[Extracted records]
## START

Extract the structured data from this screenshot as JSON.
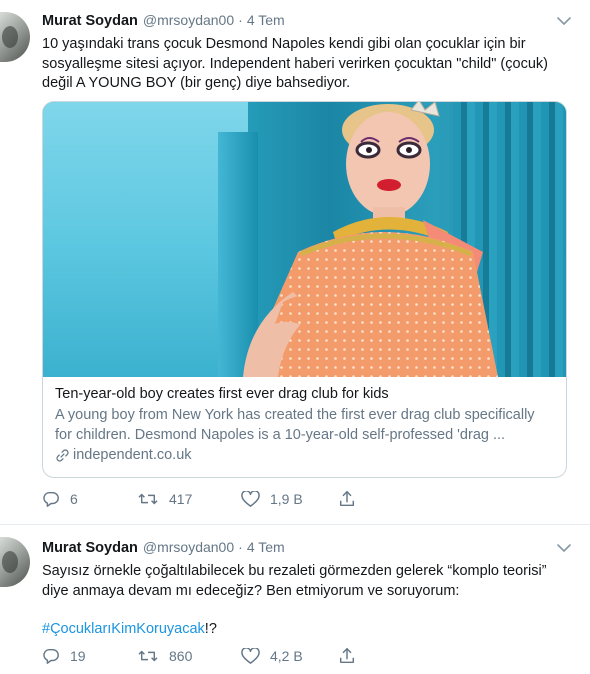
{
  "tweets": [
    {
      "author_name": "Murat Soydan",
      "handle": "@mrsoydan00",
      "separator": "·",
      "date": "4 Tem",
      "text_lines": [
        "10 yaşındaki trans çocuk Desmond Napoles kendi gibi olan çocuklar için bir",
        "sosyalleşme sitesi açıyor. Independent haberi verirken çocuktan \"child\" (çocuk)",
        "değil A YOUNG BOY (bir genç) diye bahsediyor."
      ],
      "card": {
        "title": "Ten-year-old boy creates first ever drag club for kids",
        "desc_line1": "A young boy from New York has created the first ever drag club specifically",
        "desc_line2": "for children.  Desmond Napoles is a 10-year-old self-professed 'drag ...",
        "domain": "independent.co.uk"
      },
      "replies": "6",
      "retweets": "417",
      "likes": "1,9 B"
    },
    {
      "author_name": "Murat Soydan",
      "handle": "@mrsoydan00",
      "separator": "·",
      "date": "4 Tem",
      "text_lines": [
        "Sayısız örnekle çoğaltılabilecek bu rezaleti görmezden gelerek “komplo teorisi”",
        "diye anmaya devam mı edeceğiz? Ben etmiyorum ve soruyorum:"
      ],
      "hashtag": "#ÇocuklarıKimKoruyacak",
      "hashtag_suffix": "!?",
      "replies": "19",
      "retweets": "860",
      "likes": "4,2 B"
    }
  ],
  "icons": {
    "reply": "reply-icon",
    "retweet": "retweet-icon",
    "like": "heart-icon",
    "share": "share-icon",
    "more": "chevron-down-icon",
    "link": "link-icon"
  },
  "colors": {
    "text": "#14171a",
    "muted": "#657786",
    "link": "#1b95e0",
    "border": "#e6ecf0"
  }
}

## END

## Aim
Give back every line exactly as it stands, pictures excluded.

## Finished task
Extract the structured data from this screenshot as JSON.
{
  "tweets": [
    {
      "author_name": "Murat Soydan",
      "handle": "@mrsoydan00",
      "separator": "·",
      "date": "4 Tem",
      "text_lines": [
        "10 yaşındaki trans çocuk Desmond Napoles kendi gibi olan çocuklar için bir",
        "sosyalleşme sitesi açıyor. Independent haberi verirken çocuktan \"child\" (çocuk)",
        "değil A YOUNG BOY (bir genç) diye bahsediyor."
      ],
      "card": {
        "title": "Ten-year-old boy creates first ever drag club for kids",
        "desc_line1": "A young boy from New York has created the first ever drag club specifically",
        "desc_line2": "for children.  Desmond Napoles is a 10-year-old self-professed 'drag ...",
        "domain": "independent.co.uk"
      },
      "replies": "6",
      "retweets": "417",
      "likes": "1,9 B"
    },
    {
      "author_name": "Murat Soydan",
      "handle": "@mrsoydan00",
      "separator": "·",
      "date": "4 Tem",
      "text_lines": [
        "Sayısız örnekle çoğaltılabilecek bu rezaleti görmezden gelerek “komplo teorisi”",
        "diye anmaya devam mı edeceğiz? Ben etmiyorum ve soruyorum:"
      ],
      "hashtag": "#ÇocuklarıKimKoruyacak",
      "hashtag_suffix": "!?",
      "replies": "19",
      "retweets": "860",
      "likes": "4,2 B"
    }
  ],
  "icons": {
    "reply": "reply-icon",
    "retweet": "retweet-icon",
    "like": "heart-icon",
    "share": "share-icon",
    "more": "chevron-down-icon",
    "link": "link-icon"
  },
  "colors": {
    "text": "#14171a",
    "muted": "#657786",
    "link": "#1b95e0",
    "border": "#e6ecf0"
  }
}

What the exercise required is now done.